:: Texto de la página ::
Llega una nueva sesión plenaria, otra prueba de fuego para pulsar la vinculación que la clase política tiene con el ciudadano y sus problemas. Es en esa exposición de puntos llevados a debate en donde realmente se aprecia si quienes tienen la encomienda de preocuparse por los ciudadanos de a pie saben realmente qué les preocupa.
Cada pleno en donde esto no se consigue es una oportunidad perdida, es una apuesta errática y un seguir manteniendo en el sillón a quien es incapaz de cumplir con su función.
De los plenos deben salir debates de interés y acuerdos que se cumplan. Es tan sencillo como esto. Hasta la fecha solo se han conseguido broncas, reproches, enfrentamientos más o menos viscerales y promesas que se posan en papel mojado, sin futuro ni viabilidad porque nadie se preocupa de que se lleven a cabo.
Quienes están llamados a ser diputados, representantes de sus partidos y canalizadores de la inquietud ciudadana, deben tener los pies en el suelo, conectarse con la calle e interesarse por los problemas, que son muchos, que realmente importan.

Datos de análisis del diseño de documentos:
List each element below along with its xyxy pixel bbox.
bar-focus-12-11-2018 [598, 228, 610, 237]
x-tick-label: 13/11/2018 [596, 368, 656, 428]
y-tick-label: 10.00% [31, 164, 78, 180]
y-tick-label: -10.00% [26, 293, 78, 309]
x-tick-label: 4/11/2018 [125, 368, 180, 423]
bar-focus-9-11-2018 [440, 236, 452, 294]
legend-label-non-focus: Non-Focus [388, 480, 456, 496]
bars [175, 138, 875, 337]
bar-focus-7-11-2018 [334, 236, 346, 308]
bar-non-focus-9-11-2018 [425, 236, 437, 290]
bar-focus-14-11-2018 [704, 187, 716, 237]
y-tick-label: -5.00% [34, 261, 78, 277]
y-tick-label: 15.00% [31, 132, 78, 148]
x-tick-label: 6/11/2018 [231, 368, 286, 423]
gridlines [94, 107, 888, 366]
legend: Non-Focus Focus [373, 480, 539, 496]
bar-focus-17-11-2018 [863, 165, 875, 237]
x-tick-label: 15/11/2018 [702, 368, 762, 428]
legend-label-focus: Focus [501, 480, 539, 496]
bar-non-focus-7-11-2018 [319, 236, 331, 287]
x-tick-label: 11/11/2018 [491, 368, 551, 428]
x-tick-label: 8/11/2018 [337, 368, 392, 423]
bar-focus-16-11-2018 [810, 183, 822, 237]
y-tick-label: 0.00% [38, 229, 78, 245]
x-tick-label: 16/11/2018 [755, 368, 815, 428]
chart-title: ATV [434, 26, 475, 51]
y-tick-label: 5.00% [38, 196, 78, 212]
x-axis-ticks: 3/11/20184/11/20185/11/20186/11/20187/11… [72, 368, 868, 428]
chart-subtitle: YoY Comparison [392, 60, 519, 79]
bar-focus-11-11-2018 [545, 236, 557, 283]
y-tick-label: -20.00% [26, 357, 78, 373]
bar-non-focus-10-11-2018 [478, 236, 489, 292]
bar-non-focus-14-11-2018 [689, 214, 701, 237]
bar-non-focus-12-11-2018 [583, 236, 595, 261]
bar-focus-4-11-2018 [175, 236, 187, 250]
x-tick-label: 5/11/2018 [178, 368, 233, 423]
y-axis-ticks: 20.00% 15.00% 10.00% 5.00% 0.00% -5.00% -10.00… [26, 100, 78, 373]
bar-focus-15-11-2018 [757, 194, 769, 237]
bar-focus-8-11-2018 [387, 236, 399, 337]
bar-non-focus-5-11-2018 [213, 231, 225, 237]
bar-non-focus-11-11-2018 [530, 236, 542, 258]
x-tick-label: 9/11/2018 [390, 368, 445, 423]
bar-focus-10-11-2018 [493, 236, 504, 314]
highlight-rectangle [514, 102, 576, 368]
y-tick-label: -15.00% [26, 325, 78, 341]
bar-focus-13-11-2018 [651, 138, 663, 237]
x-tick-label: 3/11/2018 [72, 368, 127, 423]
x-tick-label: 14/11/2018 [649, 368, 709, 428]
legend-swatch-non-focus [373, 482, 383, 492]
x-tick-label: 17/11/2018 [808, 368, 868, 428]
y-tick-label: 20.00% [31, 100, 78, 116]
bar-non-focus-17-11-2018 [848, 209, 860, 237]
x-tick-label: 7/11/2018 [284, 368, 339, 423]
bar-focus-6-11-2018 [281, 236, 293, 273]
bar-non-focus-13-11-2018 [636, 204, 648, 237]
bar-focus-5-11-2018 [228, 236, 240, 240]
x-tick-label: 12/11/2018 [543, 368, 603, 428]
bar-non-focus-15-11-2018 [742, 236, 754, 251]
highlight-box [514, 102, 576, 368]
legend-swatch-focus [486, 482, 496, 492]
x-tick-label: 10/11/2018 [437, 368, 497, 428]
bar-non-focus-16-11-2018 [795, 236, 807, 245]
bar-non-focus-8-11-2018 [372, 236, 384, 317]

:: Acción requerida ::
Según el texto de la página, ¿qué se ha conseguido hasta la fecha en los plenos? Responde usando únicamente el texto de la página.

:: Respuesta ::
Broncas, reproches, enfrentamientos más o menos viscerales y promesas que se posan en papel mojado.